EXERCISE AIM> Give the material again in full, matching it exactly.

——

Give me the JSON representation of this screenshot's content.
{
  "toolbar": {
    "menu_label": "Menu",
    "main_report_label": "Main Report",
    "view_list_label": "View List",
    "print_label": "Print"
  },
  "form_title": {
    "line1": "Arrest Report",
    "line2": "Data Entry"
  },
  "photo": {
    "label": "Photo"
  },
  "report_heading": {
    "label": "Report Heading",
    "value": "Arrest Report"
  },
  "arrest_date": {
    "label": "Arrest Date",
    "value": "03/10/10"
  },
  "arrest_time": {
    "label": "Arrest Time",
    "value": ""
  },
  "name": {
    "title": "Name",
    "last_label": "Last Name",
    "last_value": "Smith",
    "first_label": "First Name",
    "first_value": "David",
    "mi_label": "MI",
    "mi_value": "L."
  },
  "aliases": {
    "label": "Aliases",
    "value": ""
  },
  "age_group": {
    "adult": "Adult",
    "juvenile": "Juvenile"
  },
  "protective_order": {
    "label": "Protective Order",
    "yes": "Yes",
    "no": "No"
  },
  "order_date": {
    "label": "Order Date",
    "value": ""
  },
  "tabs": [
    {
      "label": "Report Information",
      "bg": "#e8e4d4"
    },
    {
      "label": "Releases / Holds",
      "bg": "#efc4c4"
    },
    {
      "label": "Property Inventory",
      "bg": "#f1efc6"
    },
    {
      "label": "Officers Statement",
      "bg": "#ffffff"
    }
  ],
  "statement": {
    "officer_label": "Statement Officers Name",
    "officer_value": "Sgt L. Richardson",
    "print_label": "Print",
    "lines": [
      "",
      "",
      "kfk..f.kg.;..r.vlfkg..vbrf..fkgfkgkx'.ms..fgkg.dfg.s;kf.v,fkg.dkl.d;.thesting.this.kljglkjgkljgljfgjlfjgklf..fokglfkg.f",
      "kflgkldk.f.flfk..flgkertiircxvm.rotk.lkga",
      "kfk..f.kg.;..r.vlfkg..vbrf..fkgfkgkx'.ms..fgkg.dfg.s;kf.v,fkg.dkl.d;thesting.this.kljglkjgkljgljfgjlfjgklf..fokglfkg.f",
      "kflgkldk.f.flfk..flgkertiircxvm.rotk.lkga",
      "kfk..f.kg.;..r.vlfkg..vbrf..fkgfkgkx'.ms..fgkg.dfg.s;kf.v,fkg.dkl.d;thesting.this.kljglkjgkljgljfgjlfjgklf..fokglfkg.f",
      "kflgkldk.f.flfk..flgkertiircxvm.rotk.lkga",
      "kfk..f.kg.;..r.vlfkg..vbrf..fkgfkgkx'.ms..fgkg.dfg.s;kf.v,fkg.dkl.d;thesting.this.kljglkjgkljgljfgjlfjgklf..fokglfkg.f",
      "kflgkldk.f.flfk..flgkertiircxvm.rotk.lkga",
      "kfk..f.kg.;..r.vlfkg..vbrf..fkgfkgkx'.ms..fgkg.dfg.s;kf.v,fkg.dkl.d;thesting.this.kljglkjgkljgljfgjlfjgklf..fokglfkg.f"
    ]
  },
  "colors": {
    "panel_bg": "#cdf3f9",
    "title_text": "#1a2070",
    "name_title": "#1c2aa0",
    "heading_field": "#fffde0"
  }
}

——

FULL OUTPUT>
Give me the JSON representation of this screenshot's content.
{
  "toolbar": {
    "menu_label": "Menu",
    "main_report_label": "Main Report",
    "view_list_label": "View List",
    "print_label": "Print"
  },
  "form_title": {
    "line1": "Arrest Report",
    "line2": "Data Entry"
  },
  "photo": {
    "label": "Photo"
  },
  "report_heading": {
    "label": "Report Heading",
    "value": "Arrest Report"
  },
  "arrest_date": {
    "label": "Arrest Date",
    "value": "03/10/10"
  },
  "arrest_time": {
    "label": "Arrest Time",
    "value": ""
  },
  "name": {
    "title": "Name",
    "last_label": "Last Name",
    "last_value": "Smith",
    "first_label": "First Name",
    "first_value": "David",
    "mi_label": "MI",
    "mi_value": "L."
  },
  "aliases": {
    "label": "Aliases",
    "value": ""
  },
  "age_group": {
    "adult": "Adult",
    "juvenile": "Juvenile"
  },
  "protective_order": {
    "label": "Protective Order",
    "yes": "Yes",
    "no": "No"
  },
  "order_date": {
    "label": "Order Date",
    "value": ""
  },
  "tabs": [
    {
      "label": "Report Information",
      "bg": "#e8e4d4"
    },
    {
      "label": "Releases / Holds",
      "bg": "#efc4c4"
    },
    {
      "label": "Property Inventory",
      "bg": "#f1efc6"
    },
    {
      "label": "Officers Statement",
      "bg": "#ffffff"
    }
  ],
  "statement": {
    "officer_label": "Statement Officers Name",
    "officer_value": "Sgt L. Richardson",
    "print_label": "Print",
    "lines": [
      "",
      "",
      "kfk..f.kg.;..r.vlfkg..vbrf..fkgfkgkx'.ms..fgkg.dfg.s;kf.v,fkg.dkl.d;.thesting.this.kljglkjgkljgljfgjlfjgklf..fokglfkg.f",
      "kflgkldk.f.flfk..flgkertiircxvm.rotk.lkga",
      "kfk..f.kg.;..r.vlfkg..vbrf..fkgfkgkx'.ms..fgkg.dfg.s;kf.v,fkg.dkl.d;thesting.this.kljglkjgkljgljfgjlfjgklf..fokglfkg.f",
      "kflgkldk.f.flfk..flgkertiircxvm.rotk.lkga",
      "kfk..f.kg.;..r.vlfkg..vbrf..fkgfkgkx'.ms..fgkg.dfg.s;kf.v,fkg.dkl.d;thesting.this.kljglkjgkljgljfgjlfjgklf..fokglfkg.f",
      "kflgkldk.f.flfk..flgkertiircxvm.rotk.lkga",
      "kfk..f.kg.;..r.vlfkg..vbrf..fkgfkgkx'.ms..fgkg.dfg.s;kf.v,fkg.dkl.d;thesting.this.kljglkjgkljgljfgjlfjgklf..fokglfkg.f",
      "kflgkldk.f.flfk..flgkertiircxvm.rotk.lkga",
      "kfk..f.kg.;..r.vlfkg..vbrf..fkgfkgkx'.ms..fgkg.dfg.s;kf.v,fkg.dkl.d;thesting.this.kljglkjgkljgljfgjlfjgklf..fokglfkg.f"
    ]
  },
  "colors": {
    "panel_bg": "#cdf3f9",
    "title_text": "#1a2070",
    "name_title": "#1c2aa0",
    "heading_field": "#fffde0"
  }
}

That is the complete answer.